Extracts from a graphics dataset
--- --- ---

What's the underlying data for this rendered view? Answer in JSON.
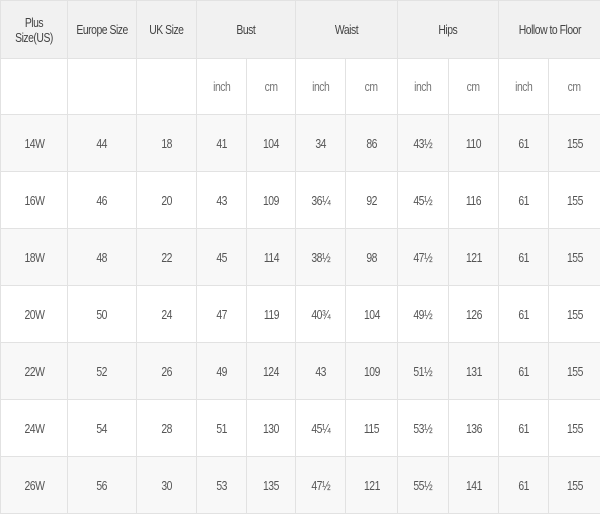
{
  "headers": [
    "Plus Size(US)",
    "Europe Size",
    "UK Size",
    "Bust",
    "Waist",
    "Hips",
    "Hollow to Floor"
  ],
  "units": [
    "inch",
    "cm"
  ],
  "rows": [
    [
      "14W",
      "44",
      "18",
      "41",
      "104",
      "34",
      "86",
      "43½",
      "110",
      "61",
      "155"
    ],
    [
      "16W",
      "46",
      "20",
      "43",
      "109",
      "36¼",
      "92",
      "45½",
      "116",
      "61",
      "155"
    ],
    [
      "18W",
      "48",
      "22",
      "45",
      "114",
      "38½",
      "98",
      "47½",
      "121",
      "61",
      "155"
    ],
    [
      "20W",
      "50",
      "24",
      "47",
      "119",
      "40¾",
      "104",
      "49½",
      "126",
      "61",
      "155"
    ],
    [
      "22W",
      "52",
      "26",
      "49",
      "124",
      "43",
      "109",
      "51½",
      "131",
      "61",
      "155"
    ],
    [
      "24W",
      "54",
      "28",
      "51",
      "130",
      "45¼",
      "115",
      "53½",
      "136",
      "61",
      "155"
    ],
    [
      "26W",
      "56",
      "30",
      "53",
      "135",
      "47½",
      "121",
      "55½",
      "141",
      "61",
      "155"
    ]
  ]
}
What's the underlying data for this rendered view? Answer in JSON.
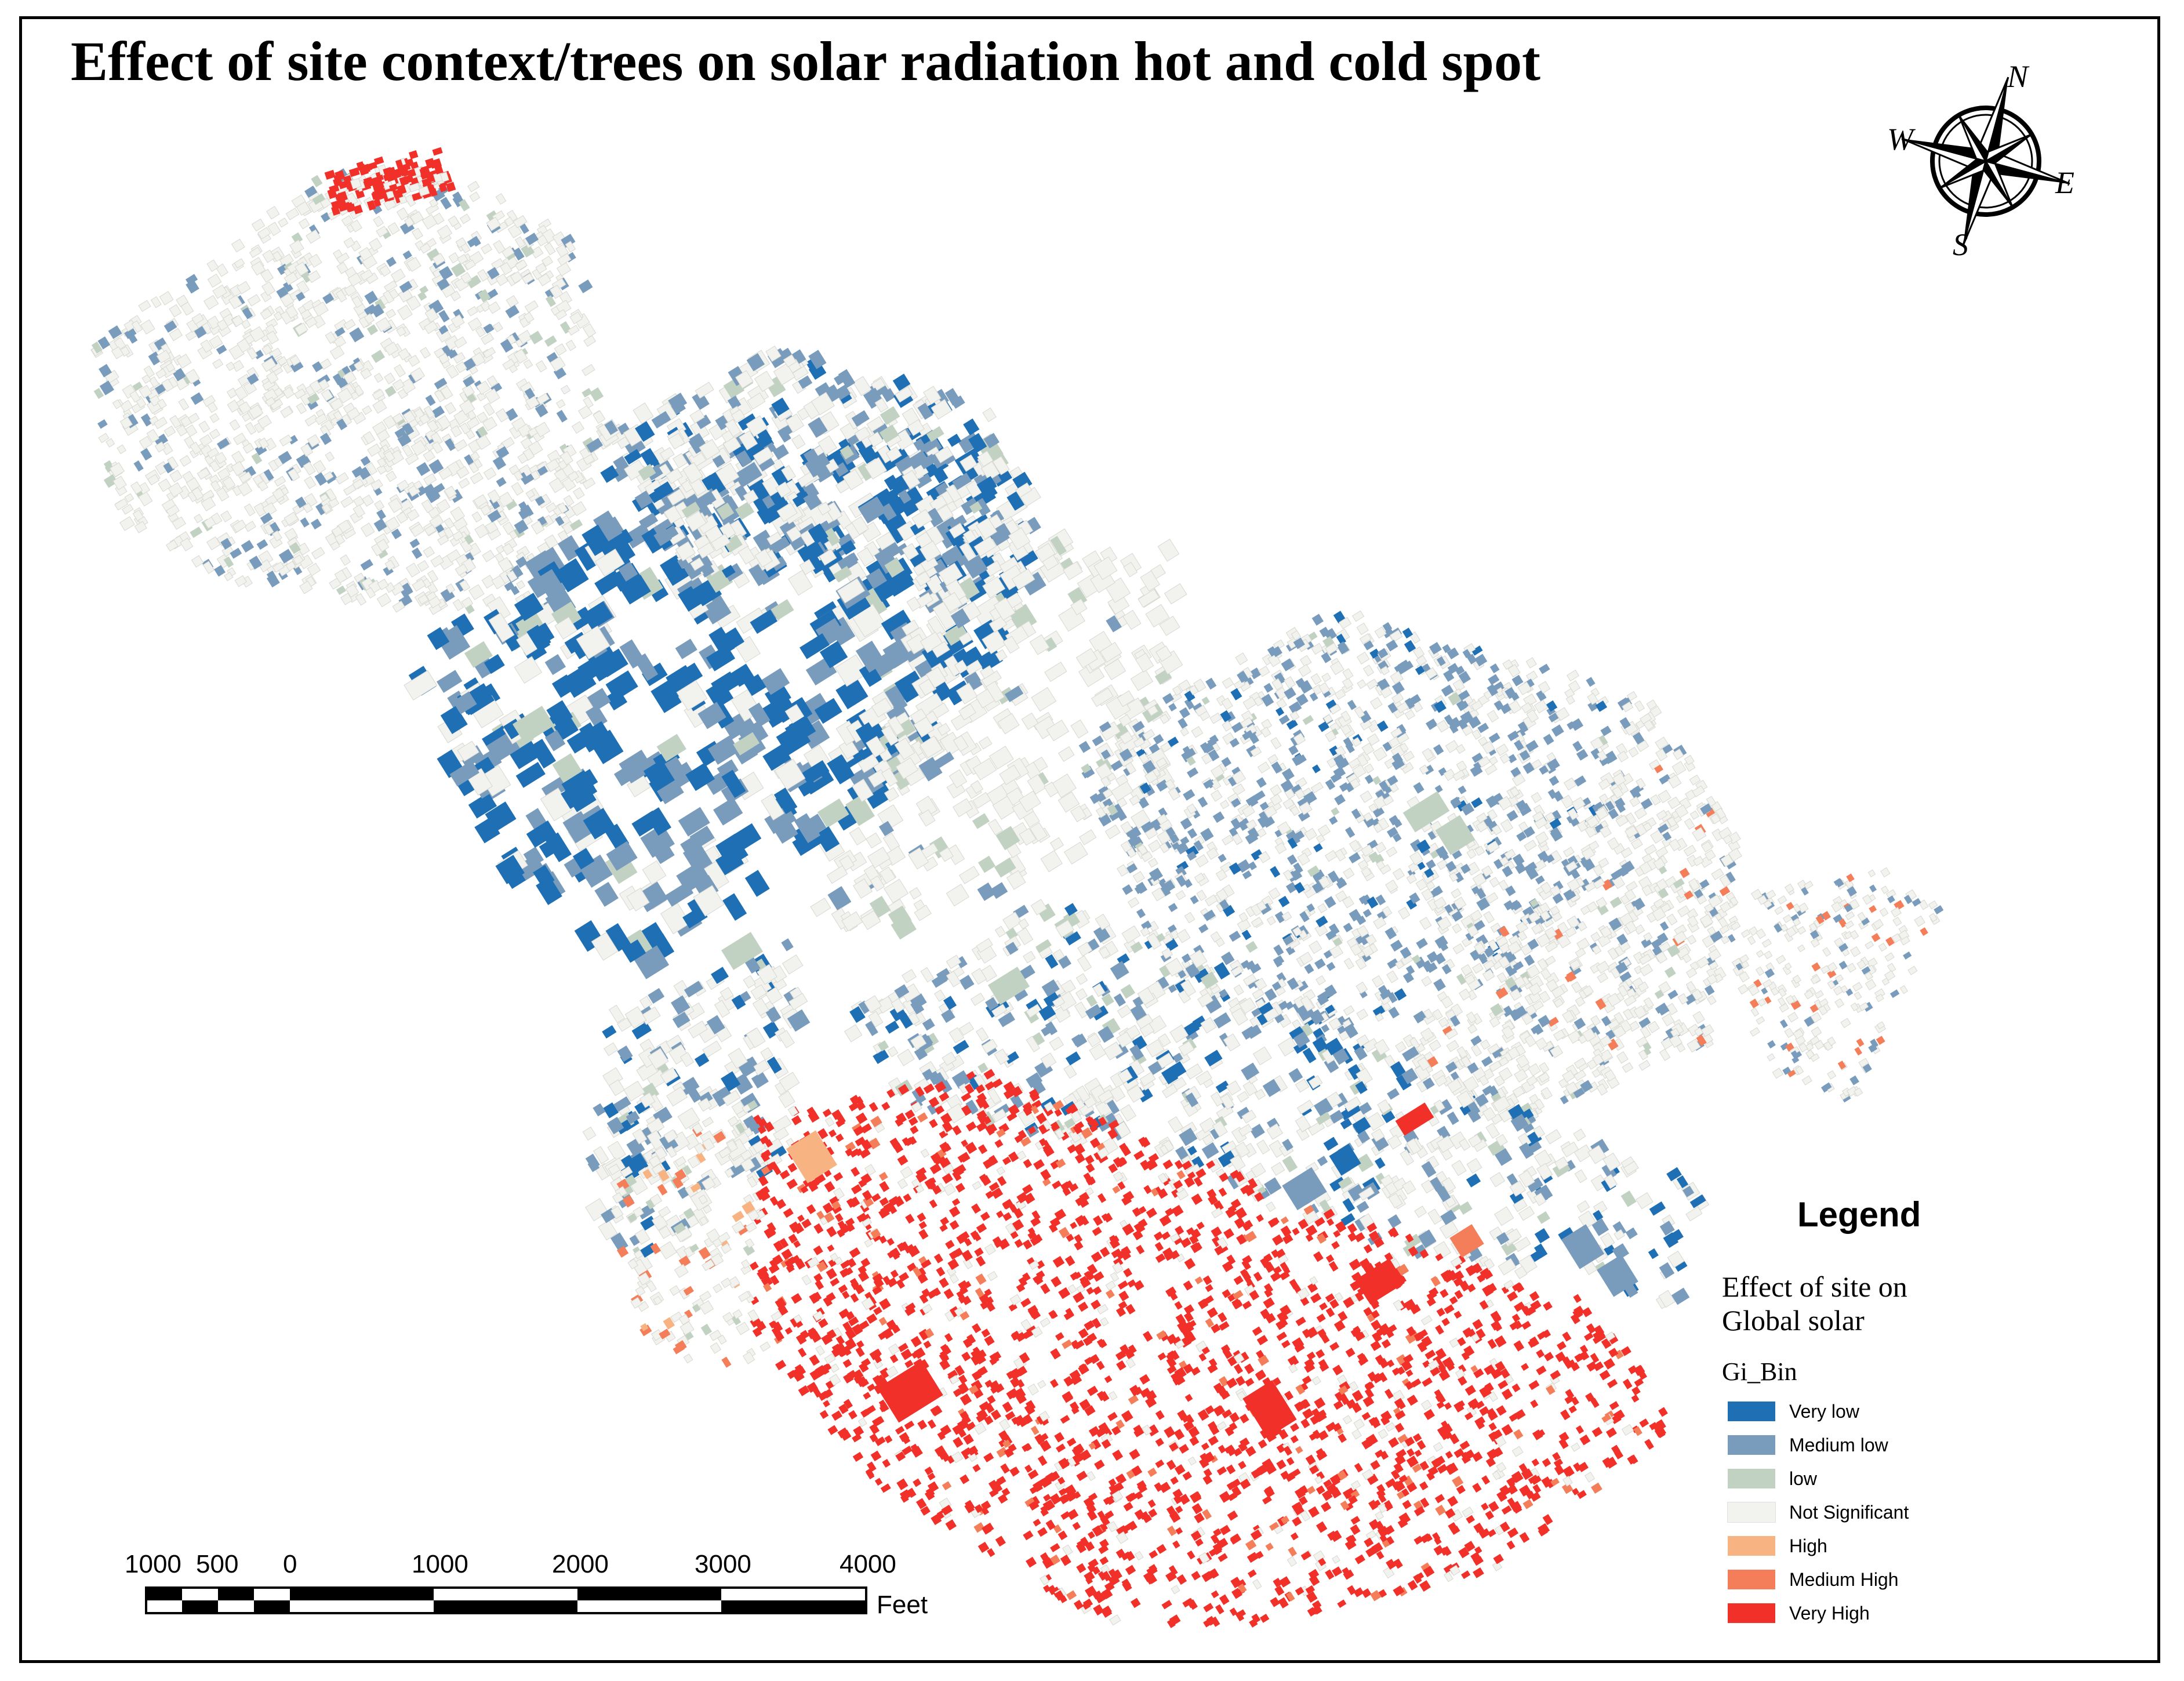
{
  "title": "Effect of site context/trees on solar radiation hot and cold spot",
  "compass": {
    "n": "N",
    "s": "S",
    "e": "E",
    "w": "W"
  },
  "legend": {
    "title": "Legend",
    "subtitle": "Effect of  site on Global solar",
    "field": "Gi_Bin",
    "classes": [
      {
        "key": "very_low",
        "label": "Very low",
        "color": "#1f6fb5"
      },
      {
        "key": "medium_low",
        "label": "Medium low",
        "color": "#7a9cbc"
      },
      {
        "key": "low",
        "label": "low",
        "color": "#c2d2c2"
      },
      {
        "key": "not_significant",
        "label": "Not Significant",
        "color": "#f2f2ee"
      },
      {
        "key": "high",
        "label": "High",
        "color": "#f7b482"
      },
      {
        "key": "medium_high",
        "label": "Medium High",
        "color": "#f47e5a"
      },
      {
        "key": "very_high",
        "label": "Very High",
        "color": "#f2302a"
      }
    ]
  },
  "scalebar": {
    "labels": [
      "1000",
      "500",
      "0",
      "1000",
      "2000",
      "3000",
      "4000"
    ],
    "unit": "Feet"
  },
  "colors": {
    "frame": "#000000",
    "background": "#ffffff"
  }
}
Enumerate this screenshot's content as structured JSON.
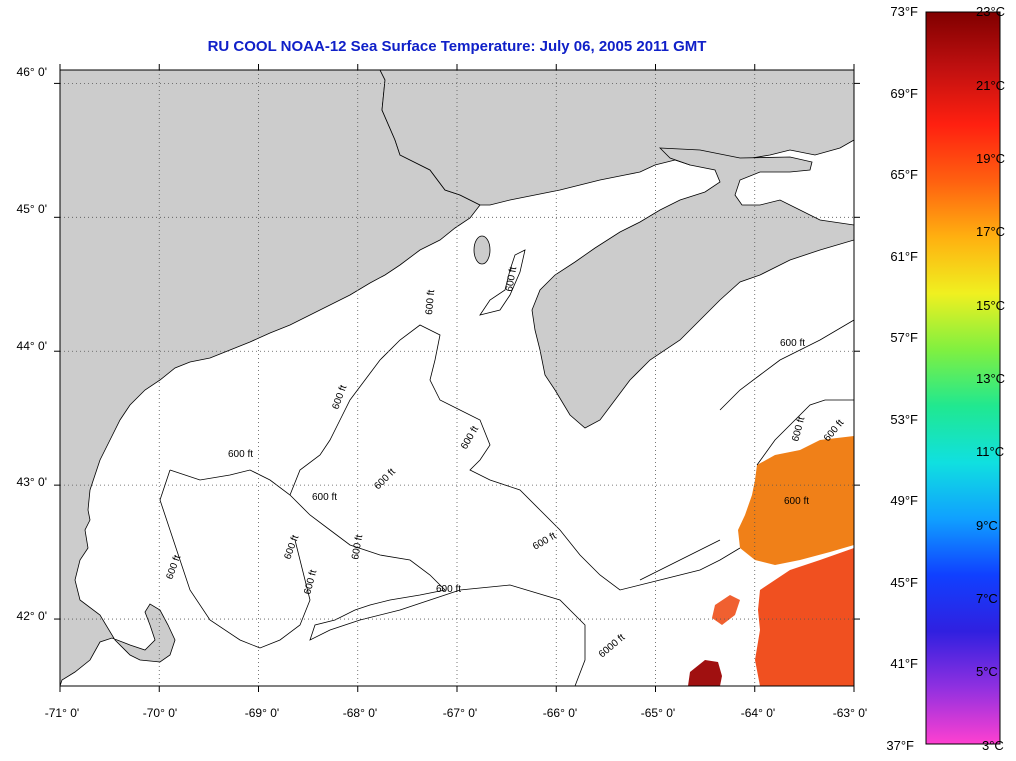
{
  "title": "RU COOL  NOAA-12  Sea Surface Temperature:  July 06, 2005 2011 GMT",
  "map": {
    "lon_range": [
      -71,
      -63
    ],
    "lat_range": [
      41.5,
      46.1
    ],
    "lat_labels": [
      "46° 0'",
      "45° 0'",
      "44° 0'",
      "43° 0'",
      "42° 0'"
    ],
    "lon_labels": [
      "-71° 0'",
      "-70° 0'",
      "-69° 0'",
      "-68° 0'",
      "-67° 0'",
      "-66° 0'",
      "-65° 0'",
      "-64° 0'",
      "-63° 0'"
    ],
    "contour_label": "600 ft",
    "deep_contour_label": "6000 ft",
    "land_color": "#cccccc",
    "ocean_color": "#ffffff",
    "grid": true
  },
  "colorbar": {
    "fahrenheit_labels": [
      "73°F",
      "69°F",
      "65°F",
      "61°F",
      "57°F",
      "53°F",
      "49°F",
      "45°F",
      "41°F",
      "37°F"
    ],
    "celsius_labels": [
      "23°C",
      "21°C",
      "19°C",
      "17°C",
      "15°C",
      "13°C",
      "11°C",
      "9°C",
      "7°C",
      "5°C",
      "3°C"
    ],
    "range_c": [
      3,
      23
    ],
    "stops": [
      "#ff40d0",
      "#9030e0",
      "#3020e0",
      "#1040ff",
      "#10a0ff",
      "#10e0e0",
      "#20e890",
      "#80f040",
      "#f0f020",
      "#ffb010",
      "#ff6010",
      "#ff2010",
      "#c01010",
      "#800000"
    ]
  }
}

--- --- ---

Repeat all the data as it stands, dropping any images it holds.

What's the underlying data for this rendered view? Answer in JSON.
{
  "headers": [
    "Plus Size(US)",
    "Europe Size",
    "UK Size",
    "Bust",
    "Waist",
    "Hips",
    "Hollow to Floor"
  ],
  "units": [
    "inch",
    "cm"
  ],
  "rows": [
    [
      "14W",
      "44",
      "18",
      "41",
      "104",
      "34",
      "86",
      "43½",
      "110",
      "61",
      "155"
    ],
    [
      "16W",
      "46",
      "20",
      "43",
      "109",
      "36¼",
      "92",
      "45½",
      "116",
      "61",
      "155"
    ],
    [
      "18W",
      "48",
      "22",
      "45",
      "114",
      "38½",
      "98",
      "47½",
      "121",
      "61",
      "155"
    ],
    [
      "20W",
      "50",
      "24",
      "47",
      "119",
      "40¾",
      "104",
      "49½",
      "126",
      "61",
      "155"
    ],
    [
      "22W",
      "52",
      "26",
      "49",
      "124",
      "43",
      "109",
      "51½",
      "131",
      "61",
      "155"
    ],
    [
      "24W",
      "54",
      "28",
      "51",
      "130",
      "45¼",
      "115",
      "53½",
      "136",
      "61",
      "155"
    ],
    [
      "26W",
      "56",
      "30",
      "53",
      "135",
      "47½",
      "121",
      "55½",
      "141",
      "61",
      "155"
    ]
  ]
}
What's the underlying data for this rendered view? Answer in JSON.
{
  "title": "Effect of site context/trees on solar radiation hot and cold spot",
  "compass": {
    "n": "N",
    "s": "S",
    "e": "E",
    "w": "W"
  },
  "legend": {
    "title": "Legend",
    "subtitle": "Effect of  site on Global solar",
    "field": "Gi_Bin",
    "classes": [
      {
        "key": "very_low",
        "label": "Very low",
        "color": "#1f6fb5"
      },
      {
        "key": "medium_low",
        "label": "Medium low",
        "color": "#7a9cbc"
      },
      {
        "key": "low",
        "label": "low",
        "color": "#c2d2c2"
      },
      {
        "key": "not_significant",
        "label": "Not Significant",
        "color": "#f2f2ee"
      },
      {
        "key": "high",
        "label": "High",
        "color": "#f7b482"
      },
      {
        "key": "medium_high",
        "label": "Medium High",
        "color": "#f47e5a"
      },
      {
        "key": "very_high",
        "label": "Very High",
        "color": "#f2302a"
      }
    ]
  },
  "scalebar": {
    "labels": [
      "1000",
      "500",
      "0",
      "1000",
      "2000",
      "3000",
      "4000"
    ],
    "unit": "Feet"
  },
  "colors": {
    "frame": "#000000",
    "background": "#ffffff"
  }
}
Enumerate this screenshot's content as structured JSON.
{
  "title": "RU COOL  NOAA-12  Sea Surface Temperature:  July 06, 2005 2011 GMT",
  "map": {
    "lon_range": [
      -71,
      -63
    ],
    "lat_range": [
      41.5,
      46.1
    ],
    "lat_labels": [
      "46° 0'",
      "45° 0'",
      "44° 0'",
      "43° 0'",
      "42° 0'"
    ],
    "lon_labels": [
      "-71° 0'",
      "-70° 0'",
      "-69° 0'",
      "-68° 0'",
      "-67° 0'",
      "-66° 0'",
      "-65° 0'",
      "-64° 0'",
      "-63° 0'"
    ],
    "contour_label": "600 ft",
    "deep_contour_label": "6000 ft",
    "land_color": "#cccccc",
    "ocean_color": "#ffffff",
    "grid": true
  },
  "colorbar": {
    "fahrenheit_labels": [
      "73°F",
      "69°F",
      "65°F",
      "61°F",
      "57°F",
      "53°F",
      "49°F",
      "45°F",
      "41°F",
      "37°F"
    ],
    "celsius_labels": [
      "23°C",
      "21°C",
      "19°C",
      "17°C",
      "15°C",
      "13°C",
      "11°C",
      "9°C",
      "7°C",
      "5°C",
      "3°C"
    ],
    "range_c": [
      3,
      23
    ],
    "stops": [
      "#ff40d0",
      "#9030e0",
      "#3020e0",
      "#1040ff",
      "#10a0ff",
      "#10e0e0",
      "#20e890",
      "#80f040",
      "#f0f020",
      "#ffb010",
      "#ff6010",
      "#ff2010",
      "#c01010",
      "#800000"
    ]
  }
}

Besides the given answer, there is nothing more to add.